Repeat the material exactly as it appears.

- [SOURCE MATERIAL]:
++++++++

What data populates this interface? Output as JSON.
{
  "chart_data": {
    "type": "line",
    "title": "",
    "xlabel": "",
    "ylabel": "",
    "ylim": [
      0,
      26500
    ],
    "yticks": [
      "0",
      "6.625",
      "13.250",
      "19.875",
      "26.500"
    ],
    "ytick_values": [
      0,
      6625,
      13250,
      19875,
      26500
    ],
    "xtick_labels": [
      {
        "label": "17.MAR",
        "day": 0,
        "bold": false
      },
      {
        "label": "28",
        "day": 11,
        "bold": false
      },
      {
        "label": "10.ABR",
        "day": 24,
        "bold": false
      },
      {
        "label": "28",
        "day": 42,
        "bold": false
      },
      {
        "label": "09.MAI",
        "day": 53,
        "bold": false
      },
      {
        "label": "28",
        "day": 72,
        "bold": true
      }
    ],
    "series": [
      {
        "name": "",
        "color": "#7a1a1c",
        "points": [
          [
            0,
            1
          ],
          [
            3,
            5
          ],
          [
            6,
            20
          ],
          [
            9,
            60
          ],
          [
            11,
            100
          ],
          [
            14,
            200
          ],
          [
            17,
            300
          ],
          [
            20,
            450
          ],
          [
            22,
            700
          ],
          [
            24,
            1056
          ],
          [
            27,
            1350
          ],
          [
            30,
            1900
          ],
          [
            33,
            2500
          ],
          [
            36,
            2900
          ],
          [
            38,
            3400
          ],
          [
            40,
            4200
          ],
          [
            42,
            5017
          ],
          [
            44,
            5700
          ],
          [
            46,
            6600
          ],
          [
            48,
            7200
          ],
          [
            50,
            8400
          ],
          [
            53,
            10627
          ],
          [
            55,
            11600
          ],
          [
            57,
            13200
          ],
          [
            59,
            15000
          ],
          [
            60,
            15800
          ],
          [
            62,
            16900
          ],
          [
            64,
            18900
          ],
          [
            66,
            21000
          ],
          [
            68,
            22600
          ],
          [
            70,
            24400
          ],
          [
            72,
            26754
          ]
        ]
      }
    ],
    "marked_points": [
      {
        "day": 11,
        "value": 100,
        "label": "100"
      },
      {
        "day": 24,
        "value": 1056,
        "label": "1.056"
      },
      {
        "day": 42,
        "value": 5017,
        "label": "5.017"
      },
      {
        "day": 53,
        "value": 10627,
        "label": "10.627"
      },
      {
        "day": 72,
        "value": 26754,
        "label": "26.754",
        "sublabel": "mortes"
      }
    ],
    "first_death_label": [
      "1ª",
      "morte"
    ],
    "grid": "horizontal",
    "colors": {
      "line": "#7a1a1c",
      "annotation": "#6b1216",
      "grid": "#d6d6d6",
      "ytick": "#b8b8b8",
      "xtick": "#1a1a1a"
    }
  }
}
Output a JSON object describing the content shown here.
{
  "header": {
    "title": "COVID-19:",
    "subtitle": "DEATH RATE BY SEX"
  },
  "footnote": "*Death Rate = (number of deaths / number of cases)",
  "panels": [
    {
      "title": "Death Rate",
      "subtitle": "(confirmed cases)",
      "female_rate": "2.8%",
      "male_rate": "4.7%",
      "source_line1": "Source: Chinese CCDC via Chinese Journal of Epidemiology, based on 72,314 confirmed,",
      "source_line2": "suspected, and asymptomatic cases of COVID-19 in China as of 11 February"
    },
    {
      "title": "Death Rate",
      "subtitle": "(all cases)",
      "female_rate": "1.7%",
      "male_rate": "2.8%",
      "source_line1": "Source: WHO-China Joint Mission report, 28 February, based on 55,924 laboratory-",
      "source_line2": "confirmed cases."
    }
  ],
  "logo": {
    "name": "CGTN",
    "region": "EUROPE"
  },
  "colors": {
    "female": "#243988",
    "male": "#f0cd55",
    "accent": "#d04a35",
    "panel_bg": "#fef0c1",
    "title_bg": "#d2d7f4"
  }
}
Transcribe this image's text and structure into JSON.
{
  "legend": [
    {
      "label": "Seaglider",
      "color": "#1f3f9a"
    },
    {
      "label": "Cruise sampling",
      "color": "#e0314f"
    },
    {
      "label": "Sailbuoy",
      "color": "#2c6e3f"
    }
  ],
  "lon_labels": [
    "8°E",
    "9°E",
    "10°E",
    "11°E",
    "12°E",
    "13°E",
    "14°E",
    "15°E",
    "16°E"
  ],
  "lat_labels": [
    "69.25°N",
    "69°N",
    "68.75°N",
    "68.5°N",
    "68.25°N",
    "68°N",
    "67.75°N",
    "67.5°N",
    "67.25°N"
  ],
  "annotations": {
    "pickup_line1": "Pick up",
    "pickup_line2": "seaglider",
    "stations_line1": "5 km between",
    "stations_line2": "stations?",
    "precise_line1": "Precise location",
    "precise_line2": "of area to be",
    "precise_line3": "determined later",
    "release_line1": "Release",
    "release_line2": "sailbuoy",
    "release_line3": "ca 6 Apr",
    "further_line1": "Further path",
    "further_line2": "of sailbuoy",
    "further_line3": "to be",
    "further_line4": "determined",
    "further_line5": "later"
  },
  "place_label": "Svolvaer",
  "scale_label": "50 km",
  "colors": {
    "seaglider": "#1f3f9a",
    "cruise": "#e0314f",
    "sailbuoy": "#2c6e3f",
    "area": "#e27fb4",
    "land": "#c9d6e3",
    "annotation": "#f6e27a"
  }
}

++++++++

- [TASK ANSWER]:
What data populates this interface? Output as JSON.
{
  "chart_data": {
    "type": "line",
    "title": "",
    "xlabel": "",
    "ylabel": "",
    "ylim": [
      0,
      26500
    ],
    "yticks": [
      "0",
      "6.625",
      "13.250",
      "19.875",
      "26.500"
    ],
    "ytick_values": [
      0,
      6625,
      13250,
      19875,
      26500
    ],
    "xtick_labels": [
      {
        "label": "17.MAR",
        "day": 0,
        "bold": false
      },
      {
        "label": "28",
        "day": 11,
        "bold": false
      },
      {
        "label": "10.ABR",
        "day": 24,
        "bold": false
      },
      {
        "label": "28",
        "day": 42,
        "bold": false
      },
      {
        "label": "09.MAI",
        "day": 53,
        "bold": false
      },
      {
        "label": "28",
        "day": 72,
        "bold": true
      }
    ],
    "series": [
      {
        "name": "",
        "color": "#7a1a1c",
        "points": [
          [
            0,
            1
          ],
          [
            3,
            5
          ],
          [
            6,
            20
          ],
          [
            9,
            60
          ],
          [
            11,
            100
          ],
          [
            14,
            200
          ],
          [
            17,
            300
          ],
          [
            20,
            450
          ],
          [
            22,
            700
          ],
          [
            24,
            1056
          ],
          [
            27,
            1350
          ],
          [
            30,
            1900
          ],
          [
            33,
            2500
          ],
          [
            36,
            2900
          ],
          [
            38,
            3400
          ],
          [
            40,
            4200
          ],
          [
            42,
            5017
          ],
          [
            44,
            5700
          ],
          [
            46,
            6600
          ],
          [
            48,
            7200
          ],
          [
            50,
            8400
          ],
          [
            53,
            10627
          ],
          [
            55,
            11600
          ],
          [
            57,
            13200
          ],
          [
            59,
            15000
          ],
          [
            60,
            15800
          ],
          [
            62,
            16900
          ],
          [
            64,
            18900
          ],
          [
            66,
            21000
          ],
          [
            68,
            22600
          ],
          [
            70,
            24400
          ],
          [
            72,
            26754
          ]
        ]
      }
    ],
    "marked_points": [
      {
        "day": 11,
        "value": 100,
        "label": "100"
      },
      {
        "day": 24,
        "value": 1056,
        "label": "1.056"
      },
      {
        "day": 42,
        "value": 5017,
        "label": "5.017"
      },
      {
        "day": 53,
        "value": 10627,
        "label": "10.627"
      },
      {
        "day": 72,
        "value": 26754,
        "label": "26.754",
        "sublabel": "mortes"
      }
    ],
    "first_death_label": [
      "1ª",
      "morte"
    ],
    "grid": "horizontal",
    "colors": {
      "line": "#7a1a1c",
      "annotation": "#6b1216",
      "grid": "#d6d6d6",
      "ytick": "#b8b8b8",
      "xtick": "#1a1a1a"
    }
  }
}
Output a JSON object describing the content shown here.
{
  "header": {
    "title": "COVID-19:",
    "subtitle": "DEATH RATE BY SEX"
  },
  "footnote": "*Death Rate = (number of deaths / number of cases)",
  "panels": [
    {
      "title": "Death Rate",
      "subtitle": "(confirmed cases)",
      "female_rate": "2.8%",
      "male_rate": "4.7%",
      "source_line1": "Source: Chinese CCDC via Chinese Journal of Epidemiology, based on 72,314 confirmed,",
      "source_line2": "suspected, and asymptomatic cases of COVID-19 in China as of 11 February"
    },
    {
      "title": "Death Rate",
      "subtitle": "(all cases)",
      "female_rate": "1.7%",
      "male_rate": "2.8%",
      "source_line1": "Source: WHO-China Joint Mission report, 28 February, based on 55,924 laboratory-",
      "source_line2": "confirmed cases."
    }
  ],
  "logo": {
    "name": "CGTN",
    "region": "EUROPE"
  },
  "colors": {
    "female": "#243988",
    "male": "#f0cd55",
    "accent": "#d04a35",
    "panel_bg": "#fef0c1",
    "title_bg": "#d2d7f4"
  }
}
Transcribe this image's text and structure into JSON.
{
  "legend": [
    {
      "label": "Seaglider",
      "color": "#1f3f9a"
    },
    {
      "label": "Cruise sampling",
      "color": "#e0314f"
    },
    {
      "label": "Sailbuoy",
      "color": "#2c6e3f"
    }
  ],
  "lon_labels": [
    "8°E",
    "9°E",
    "10°E",
    "11°E",
    "12°E",
    "13°E",
    "14°E",
    "15°E",
    "16°E"
  ],
  "lat_labels": [
    "69.25°N",
    "69°N",
    "68.75°N",
    "68.5°N",
    "68.25°N",
    "68°N",
    "67.75°N",
    "67.5°N",
    "67.25°N"
  ],
  "annotations": {
    "pickup_line1": "Pick up",
    "pickup_line2": "seaglider",
    "stations_line1": "5 km between",
    "stations_line2": "stations?",
    "precise_line1": "Precise location",
    "precise_line2": "of area to be",
    "precise_line3": "determined later",
    "release_line1": "Release",
    "release_line2": "sailbuoy",
    "release_line3": "ca 6 Apr",
    "further_line1": "Further path",
    "further_line2": "of sailbuoy",
    "further_line3": "to be",
    "further_line4": "determined",
    "further_line5": "later"
  },
  "place_label": "Svolvaer",
  "scale_label": "50 km",
  "colors": {
    "seaglider": "#1f3f9a",
    "cruise": "#e0314f",
    "sailbuoy": "#2c6e3f",
    "area": "#e27fb4",
    "land": "#c9d6e3",
    "annotation": "#f6e27a"
  }
}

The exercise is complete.